Given records ::
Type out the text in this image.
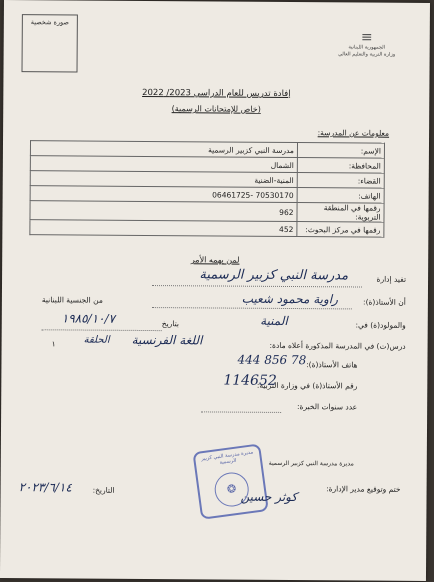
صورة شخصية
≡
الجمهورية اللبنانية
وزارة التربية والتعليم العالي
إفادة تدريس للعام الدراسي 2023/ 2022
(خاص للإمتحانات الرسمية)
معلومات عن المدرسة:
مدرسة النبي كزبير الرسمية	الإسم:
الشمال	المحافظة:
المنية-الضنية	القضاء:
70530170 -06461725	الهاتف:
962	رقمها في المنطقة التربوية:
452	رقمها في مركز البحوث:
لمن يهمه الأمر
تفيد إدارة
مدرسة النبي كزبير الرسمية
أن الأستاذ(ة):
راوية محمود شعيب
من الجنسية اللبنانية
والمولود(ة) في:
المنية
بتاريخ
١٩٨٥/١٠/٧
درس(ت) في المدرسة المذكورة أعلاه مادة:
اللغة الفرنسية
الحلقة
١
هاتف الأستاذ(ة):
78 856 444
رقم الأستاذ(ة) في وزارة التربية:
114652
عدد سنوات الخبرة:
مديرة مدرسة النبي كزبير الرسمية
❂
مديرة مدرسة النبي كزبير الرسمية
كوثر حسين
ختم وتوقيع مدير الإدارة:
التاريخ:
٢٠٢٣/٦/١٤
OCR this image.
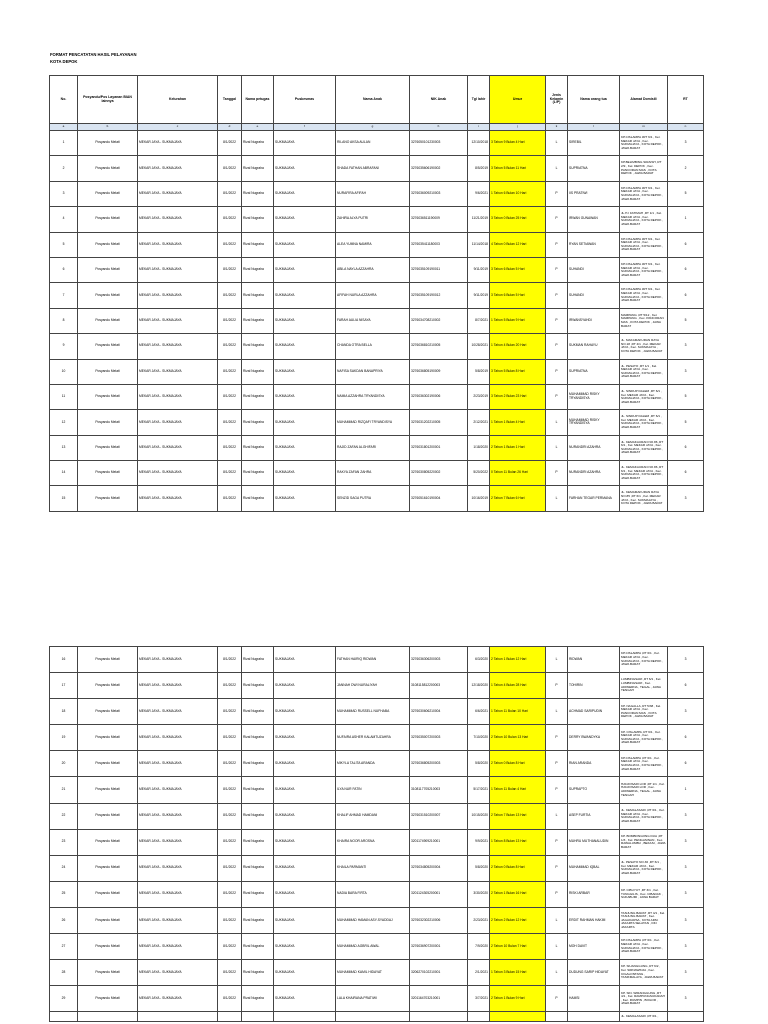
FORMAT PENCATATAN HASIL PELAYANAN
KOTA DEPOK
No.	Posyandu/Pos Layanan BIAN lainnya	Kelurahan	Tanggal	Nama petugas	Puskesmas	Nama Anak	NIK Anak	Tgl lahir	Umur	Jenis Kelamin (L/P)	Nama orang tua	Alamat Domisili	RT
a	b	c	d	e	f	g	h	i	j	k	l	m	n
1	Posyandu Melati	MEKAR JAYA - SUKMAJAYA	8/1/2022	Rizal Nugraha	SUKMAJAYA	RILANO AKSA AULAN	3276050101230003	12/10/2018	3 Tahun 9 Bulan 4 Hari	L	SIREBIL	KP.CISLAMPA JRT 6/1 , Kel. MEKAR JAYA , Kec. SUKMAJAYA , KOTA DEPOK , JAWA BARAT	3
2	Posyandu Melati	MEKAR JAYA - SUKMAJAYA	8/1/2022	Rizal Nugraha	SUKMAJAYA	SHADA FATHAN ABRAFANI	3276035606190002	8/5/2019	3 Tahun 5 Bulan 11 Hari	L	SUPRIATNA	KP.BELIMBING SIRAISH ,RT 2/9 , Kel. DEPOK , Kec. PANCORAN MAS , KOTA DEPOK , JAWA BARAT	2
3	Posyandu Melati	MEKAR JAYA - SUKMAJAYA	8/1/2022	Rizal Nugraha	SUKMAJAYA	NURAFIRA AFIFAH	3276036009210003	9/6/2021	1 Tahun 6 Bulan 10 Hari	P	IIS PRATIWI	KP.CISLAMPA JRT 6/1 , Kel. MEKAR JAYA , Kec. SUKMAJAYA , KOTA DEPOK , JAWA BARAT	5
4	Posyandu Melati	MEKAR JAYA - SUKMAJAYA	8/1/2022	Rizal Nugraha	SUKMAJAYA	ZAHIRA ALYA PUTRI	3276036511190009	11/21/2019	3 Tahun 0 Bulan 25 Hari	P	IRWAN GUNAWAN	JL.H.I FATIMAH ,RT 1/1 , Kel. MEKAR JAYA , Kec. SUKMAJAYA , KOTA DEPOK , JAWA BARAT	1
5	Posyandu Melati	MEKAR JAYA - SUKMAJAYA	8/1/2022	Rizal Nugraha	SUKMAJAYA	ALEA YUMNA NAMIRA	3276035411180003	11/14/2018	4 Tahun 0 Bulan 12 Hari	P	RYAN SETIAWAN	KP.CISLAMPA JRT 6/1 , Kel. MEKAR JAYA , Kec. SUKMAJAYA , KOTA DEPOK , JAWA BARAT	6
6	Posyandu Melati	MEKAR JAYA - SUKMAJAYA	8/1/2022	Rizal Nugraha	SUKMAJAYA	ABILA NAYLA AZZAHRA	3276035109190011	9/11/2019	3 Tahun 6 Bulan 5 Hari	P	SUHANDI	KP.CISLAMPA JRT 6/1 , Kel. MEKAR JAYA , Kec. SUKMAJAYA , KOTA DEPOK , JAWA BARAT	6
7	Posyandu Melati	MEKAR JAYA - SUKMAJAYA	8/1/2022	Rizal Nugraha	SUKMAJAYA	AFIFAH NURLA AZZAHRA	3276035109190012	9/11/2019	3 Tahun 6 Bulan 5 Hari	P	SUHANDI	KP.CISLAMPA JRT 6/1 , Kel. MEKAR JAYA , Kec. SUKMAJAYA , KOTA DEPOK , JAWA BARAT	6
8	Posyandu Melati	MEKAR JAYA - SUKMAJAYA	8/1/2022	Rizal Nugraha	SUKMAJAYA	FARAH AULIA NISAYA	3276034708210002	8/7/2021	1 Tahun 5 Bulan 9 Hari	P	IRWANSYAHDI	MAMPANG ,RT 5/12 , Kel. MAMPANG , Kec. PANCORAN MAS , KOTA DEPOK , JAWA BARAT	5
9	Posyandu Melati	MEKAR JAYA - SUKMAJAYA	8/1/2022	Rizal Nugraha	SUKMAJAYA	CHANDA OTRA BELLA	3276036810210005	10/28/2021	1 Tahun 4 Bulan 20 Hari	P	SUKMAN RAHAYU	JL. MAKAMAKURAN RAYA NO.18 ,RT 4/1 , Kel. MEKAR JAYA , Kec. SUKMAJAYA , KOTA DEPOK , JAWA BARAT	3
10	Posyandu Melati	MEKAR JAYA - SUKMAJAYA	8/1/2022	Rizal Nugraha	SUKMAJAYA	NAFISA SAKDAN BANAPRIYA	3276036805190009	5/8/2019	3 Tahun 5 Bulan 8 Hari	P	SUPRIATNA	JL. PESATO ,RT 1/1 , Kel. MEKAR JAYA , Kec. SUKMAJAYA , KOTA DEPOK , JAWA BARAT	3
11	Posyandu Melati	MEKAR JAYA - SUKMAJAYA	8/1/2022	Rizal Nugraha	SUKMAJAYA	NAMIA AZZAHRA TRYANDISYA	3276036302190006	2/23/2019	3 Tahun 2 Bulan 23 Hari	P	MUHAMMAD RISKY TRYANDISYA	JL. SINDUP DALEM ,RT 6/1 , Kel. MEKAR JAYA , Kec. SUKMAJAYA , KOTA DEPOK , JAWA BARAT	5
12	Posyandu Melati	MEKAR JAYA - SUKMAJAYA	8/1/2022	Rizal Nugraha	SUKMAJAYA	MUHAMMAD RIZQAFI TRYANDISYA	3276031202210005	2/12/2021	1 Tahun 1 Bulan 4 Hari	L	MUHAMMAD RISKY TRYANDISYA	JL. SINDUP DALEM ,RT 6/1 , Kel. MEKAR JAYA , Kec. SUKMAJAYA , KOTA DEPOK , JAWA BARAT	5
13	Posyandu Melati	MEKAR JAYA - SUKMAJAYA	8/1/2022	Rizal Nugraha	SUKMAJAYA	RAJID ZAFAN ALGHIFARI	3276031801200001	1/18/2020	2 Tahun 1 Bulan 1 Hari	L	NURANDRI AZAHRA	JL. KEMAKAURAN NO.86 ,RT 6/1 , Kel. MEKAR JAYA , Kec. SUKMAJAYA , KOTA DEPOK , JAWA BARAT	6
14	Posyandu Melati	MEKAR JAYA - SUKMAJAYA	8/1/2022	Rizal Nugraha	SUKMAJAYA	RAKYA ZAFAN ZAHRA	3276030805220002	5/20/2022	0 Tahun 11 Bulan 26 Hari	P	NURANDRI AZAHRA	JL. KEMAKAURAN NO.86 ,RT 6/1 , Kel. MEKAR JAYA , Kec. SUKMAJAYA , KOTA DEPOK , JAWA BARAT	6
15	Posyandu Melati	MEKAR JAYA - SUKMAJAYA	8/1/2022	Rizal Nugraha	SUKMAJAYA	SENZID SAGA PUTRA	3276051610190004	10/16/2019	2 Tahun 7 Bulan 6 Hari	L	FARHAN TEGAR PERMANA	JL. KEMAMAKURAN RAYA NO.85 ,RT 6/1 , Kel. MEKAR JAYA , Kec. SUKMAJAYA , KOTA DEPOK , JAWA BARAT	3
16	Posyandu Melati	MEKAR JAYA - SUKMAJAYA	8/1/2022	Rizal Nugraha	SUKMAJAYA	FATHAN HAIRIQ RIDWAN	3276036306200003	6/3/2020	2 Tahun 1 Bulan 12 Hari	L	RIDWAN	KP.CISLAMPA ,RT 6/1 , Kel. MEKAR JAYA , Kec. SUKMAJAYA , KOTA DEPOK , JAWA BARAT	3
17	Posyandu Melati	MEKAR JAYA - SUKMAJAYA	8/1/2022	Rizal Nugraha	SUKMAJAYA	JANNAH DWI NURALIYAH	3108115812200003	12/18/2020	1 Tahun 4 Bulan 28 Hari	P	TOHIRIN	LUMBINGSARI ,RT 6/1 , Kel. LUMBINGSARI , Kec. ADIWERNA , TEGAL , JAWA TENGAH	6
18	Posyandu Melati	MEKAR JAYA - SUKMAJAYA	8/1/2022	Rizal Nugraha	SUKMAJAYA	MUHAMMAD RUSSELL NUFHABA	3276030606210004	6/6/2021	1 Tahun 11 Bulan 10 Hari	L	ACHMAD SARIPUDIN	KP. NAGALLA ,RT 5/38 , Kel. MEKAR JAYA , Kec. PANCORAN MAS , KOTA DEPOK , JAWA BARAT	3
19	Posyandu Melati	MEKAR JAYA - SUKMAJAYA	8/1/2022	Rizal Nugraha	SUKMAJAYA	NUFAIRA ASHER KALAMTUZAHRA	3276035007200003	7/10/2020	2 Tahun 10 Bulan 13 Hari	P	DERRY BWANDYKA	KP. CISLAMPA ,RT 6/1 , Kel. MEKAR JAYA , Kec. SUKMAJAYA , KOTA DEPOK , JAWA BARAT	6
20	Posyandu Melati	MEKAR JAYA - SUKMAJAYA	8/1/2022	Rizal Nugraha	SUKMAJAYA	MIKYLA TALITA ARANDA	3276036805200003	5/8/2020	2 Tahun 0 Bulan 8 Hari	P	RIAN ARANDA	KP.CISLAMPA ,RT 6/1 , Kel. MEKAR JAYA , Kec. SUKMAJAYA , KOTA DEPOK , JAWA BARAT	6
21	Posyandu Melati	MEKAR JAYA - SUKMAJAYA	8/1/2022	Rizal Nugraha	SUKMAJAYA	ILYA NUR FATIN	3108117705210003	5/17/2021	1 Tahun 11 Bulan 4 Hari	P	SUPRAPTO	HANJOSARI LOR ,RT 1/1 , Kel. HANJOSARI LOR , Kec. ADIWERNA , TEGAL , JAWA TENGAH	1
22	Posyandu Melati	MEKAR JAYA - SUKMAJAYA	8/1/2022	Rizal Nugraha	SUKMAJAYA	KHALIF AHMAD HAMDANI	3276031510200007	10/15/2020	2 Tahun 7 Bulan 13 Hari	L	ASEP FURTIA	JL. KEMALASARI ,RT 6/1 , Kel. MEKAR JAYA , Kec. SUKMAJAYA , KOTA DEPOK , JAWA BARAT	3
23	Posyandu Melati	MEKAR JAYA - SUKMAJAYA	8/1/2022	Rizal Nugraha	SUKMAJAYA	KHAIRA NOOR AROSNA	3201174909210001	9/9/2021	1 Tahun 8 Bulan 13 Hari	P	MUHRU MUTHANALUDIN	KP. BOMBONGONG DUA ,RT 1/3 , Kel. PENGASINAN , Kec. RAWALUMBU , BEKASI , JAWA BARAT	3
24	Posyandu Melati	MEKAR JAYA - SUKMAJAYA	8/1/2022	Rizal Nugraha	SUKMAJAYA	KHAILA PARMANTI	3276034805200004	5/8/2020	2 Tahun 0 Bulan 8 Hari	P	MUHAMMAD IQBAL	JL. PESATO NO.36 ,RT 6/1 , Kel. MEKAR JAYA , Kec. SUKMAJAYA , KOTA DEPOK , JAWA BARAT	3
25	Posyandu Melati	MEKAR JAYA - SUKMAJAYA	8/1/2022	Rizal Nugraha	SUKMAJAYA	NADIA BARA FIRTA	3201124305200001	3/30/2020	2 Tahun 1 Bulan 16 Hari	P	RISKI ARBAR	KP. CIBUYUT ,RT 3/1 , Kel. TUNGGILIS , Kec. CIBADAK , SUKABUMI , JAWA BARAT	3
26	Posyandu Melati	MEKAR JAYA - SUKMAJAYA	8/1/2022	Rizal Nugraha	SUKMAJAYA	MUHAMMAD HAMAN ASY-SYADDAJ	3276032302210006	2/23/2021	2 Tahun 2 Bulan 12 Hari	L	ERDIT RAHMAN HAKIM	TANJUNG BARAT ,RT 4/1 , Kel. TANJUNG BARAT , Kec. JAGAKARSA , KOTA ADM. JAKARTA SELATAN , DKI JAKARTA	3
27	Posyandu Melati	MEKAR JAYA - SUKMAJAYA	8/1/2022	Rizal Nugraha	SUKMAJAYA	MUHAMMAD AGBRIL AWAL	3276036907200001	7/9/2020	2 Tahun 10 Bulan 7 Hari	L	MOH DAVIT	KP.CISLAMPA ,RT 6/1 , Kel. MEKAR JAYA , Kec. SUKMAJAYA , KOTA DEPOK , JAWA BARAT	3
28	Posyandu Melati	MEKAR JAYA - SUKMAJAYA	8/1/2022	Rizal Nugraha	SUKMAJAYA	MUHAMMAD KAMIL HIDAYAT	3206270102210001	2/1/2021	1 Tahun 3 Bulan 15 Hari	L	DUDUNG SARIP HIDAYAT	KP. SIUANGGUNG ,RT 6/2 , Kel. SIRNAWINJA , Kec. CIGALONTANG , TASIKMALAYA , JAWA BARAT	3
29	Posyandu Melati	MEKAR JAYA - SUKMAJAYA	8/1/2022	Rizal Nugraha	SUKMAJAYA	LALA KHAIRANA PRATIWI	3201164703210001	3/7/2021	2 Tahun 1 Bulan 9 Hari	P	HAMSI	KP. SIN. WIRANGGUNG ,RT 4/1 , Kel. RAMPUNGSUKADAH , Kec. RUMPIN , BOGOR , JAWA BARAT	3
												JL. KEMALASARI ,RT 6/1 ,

Exercise description :: Report only the number of lines that hold the word "TRYANDISYA".

Final answer :: 2